From the records below, pull each line that has "JSON".

===== Data =====

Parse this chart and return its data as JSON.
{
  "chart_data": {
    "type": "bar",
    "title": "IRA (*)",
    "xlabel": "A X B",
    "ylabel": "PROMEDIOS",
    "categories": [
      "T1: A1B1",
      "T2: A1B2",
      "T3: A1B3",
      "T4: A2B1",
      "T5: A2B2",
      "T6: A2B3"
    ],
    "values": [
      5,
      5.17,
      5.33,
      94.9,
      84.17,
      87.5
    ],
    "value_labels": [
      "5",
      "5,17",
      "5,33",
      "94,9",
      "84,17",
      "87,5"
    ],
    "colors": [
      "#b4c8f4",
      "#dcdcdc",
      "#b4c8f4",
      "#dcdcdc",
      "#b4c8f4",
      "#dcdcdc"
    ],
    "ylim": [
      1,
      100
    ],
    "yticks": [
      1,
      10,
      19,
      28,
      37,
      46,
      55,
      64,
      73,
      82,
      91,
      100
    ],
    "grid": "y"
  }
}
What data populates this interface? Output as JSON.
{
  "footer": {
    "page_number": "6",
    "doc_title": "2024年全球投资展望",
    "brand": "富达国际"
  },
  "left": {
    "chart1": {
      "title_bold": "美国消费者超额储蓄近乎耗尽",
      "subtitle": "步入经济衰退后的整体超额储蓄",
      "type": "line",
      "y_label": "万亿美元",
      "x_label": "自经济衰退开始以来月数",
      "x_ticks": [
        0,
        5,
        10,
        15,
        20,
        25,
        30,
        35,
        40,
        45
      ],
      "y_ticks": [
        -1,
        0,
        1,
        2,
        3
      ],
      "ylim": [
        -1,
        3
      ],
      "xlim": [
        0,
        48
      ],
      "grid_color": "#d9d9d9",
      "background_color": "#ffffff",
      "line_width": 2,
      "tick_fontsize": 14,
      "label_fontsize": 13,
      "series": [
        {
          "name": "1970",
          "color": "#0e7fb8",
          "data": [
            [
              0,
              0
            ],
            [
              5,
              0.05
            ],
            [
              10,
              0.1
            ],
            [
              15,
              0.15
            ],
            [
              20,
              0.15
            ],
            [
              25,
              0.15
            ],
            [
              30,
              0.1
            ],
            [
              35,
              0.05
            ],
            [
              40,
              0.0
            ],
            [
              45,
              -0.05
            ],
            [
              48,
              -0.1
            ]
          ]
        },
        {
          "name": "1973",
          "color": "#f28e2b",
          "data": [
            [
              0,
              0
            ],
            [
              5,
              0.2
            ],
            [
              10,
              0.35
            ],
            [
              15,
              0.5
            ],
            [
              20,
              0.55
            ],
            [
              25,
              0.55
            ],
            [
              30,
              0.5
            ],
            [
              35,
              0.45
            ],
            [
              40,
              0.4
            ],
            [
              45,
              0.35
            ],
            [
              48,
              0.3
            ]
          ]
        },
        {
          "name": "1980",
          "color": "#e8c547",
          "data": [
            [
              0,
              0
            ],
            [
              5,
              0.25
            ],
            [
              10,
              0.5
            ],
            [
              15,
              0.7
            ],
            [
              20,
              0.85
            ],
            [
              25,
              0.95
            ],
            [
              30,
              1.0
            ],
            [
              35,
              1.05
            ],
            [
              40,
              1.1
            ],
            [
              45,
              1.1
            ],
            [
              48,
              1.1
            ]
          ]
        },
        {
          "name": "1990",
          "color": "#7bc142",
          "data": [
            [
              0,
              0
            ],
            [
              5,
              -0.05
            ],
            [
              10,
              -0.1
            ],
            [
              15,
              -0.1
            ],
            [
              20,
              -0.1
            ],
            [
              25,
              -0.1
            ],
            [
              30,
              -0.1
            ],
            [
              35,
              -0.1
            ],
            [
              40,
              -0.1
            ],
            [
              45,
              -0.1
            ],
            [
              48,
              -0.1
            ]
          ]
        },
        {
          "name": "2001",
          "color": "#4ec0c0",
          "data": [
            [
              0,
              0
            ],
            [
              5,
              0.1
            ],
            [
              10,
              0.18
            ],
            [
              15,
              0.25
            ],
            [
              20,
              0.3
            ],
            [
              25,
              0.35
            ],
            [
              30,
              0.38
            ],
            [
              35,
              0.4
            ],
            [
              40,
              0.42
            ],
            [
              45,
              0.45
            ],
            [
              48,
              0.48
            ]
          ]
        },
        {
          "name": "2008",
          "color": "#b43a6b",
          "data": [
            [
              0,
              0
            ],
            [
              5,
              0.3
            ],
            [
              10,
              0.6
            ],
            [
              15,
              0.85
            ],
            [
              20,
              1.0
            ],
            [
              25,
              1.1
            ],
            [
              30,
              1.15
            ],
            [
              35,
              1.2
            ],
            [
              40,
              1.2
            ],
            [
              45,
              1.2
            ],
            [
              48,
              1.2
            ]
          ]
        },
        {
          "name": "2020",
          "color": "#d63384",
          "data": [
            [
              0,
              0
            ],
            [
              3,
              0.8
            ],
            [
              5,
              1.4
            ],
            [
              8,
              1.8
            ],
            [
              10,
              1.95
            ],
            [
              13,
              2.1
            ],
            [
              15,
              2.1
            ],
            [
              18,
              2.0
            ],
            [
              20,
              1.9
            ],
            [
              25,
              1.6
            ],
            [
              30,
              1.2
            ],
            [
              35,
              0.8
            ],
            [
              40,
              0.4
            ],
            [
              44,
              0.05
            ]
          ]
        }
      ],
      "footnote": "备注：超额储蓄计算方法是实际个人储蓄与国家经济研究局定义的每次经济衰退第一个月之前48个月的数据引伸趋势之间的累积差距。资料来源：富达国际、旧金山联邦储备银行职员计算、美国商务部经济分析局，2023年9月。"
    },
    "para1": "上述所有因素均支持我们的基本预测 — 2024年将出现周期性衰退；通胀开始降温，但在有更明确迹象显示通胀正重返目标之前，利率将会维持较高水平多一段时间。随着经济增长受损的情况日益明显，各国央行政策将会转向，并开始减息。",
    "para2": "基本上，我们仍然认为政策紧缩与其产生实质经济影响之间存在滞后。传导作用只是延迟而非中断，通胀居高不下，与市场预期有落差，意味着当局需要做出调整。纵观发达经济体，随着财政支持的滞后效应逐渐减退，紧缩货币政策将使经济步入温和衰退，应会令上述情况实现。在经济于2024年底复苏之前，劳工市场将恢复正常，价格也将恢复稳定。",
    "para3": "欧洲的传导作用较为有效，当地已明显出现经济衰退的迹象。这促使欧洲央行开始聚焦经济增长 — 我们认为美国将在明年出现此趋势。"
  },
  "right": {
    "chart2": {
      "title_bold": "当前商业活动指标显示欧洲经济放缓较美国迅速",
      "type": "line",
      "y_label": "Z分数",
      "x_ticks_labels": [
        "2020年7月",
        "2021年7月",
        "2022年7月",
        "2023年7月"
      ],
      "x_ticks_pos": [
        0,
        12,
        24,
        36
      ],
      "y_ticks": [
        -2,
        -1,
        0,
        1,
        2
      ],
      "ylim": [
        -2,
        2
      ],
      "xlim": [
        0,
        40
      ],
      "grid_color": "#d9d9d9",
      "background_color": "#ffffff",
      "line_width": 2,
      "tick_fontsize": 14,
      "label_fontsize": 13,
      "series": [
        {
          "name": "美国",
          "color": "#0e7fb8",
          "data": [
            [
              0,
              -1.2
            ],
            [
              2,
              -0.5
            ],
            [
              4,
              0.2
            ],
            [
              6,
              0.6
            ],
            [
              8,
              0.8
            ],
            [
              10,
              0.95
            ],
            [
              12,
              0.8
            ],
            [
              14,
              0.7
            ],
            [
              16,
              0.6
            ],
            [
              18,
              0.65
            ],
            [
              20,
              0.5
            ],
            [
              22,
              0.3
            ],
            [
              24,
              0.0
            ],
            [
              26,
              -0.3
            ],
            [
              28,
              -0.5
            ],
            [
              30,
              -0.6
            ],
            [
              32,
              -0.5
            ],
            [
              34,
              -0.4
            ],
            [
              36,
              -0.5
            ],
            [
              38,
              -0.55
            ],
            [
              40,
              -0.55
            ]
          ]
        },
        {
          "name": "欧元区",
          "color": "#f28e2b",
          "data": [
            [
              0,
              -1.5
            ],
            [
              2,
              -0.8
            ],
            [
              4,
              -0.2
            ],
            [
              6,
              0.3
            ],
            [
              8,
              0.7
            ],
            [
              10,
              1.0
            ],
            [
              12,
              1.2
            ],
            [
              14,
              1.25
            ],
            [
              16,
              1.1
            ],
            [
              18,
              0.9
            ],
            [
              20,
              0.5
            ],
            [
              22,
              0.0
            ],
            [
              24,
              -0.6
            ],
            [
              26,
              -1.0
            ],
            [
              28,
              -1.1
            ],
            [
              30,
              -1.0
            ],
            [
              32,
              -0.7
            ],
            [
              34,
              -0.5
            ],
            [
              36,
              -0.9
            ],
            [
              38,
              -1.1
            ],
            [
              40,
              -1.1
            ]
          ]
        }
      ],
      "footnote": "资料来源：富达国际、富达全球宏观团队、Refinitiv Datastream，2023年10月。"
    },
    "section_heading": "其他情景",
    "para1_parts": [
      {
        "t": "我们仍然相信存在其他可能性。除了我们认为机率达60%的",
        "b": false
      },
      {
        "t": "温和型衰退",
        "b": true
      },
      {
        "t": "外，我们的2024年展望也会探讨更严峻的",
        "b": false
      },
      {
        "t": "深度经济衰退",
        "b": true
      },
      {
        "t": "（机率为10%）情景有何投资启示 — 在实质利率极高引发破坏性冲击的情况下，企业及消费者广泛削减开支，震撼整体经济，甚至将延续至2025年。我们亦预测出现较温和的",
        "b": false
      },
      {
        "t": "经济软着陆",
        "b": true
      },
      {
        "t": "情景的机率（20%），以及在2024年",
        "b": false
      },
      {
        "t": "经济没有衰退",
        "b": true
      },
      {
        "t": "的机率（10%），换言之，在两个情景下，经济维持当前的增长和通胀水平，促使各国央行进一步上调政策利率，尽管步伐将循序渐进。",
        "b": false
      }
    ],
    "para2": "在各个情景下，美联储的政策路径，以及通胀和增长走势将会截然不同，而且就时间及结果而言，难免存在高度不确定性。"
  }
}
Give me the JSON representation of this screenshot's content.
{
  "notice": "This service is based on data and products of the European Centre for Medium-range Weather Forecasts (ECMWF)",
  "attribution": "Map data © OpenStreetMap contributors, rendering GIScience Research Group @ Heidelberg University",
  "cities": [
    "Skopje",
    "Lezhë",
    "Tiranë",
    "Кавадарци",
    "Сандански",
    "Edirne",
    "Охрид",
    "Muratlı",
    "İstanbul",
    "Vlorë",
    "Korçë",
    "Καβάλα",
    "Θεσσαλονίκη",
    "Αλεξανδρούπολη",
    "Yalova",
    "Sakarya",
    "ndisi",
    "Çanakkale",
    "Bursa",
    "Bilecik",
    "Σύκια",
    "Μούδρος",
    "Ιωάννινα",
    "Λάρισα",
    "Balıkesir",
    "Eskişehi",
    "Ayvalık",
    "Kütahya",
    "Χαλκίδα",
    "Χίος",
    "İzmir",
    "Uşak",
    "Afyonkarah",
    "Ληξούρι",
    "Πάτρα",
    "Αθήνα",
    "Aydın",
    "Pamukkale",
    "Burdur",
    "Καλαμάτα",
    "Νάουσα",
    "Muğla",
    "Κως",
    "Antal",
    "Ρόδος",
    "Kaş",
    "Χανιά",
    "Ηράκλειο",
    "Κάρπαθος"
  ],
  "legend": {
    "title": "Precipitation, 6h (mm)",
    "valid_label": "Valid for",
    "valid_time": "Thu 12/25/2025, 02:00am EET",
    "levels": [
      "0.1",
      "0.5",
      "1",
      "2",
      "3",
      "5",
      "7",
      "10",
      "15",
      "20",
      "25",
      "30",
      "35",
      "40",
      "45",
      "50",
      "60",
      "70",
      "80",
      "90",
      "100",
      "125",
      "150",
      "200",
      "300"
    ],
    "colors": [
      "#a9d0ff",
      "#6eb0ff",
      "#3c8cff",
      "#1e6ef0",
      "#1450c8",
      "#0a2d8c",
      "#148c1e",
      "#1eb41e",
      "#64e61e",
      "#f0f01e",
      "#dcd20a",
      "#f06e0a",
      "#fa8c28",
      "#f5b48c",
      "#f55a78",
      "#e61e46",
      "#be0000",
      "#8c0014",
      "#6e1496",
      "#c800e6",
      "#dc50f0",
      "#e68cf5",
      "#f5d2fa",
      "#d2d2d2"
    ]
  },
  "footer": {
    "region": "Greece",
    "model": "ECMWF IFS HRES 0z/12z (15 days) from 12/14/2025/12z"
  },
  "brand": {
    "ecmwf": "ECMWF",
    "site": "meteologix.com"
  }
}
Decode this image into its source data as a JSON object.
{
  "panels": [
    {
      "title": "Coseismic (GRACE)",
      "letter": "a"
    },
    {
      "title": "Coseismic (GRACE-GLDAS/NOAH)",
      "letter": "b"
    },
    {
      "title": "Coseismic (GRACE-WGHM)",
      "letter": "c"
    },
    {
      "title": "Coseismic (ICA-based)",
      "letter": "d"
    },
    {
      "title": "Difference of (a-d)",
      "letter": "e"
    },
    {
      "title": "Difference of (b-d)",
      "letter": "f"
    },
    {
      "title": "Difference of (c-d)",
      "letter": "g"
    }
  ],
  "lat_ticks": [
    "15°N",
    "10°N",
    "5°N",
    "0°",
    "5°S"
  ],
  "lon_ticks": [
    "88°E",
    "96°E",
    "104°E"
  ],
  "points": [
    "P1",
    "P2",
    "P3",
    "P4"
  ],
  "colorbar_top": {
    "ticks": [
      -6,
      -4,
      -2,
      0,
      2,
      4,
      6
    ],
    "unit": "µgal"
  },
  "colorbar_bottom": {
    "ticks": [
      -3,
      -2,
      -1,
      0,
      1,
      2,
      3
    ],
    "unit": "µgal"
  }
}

=====

■ **Answer**:
Parse this chart and return its data as JSON.
What data populates this interface? Output as JSON.
Give me the JSON representation of this screenshot's content.
Decode this image into its source data as a JSON object.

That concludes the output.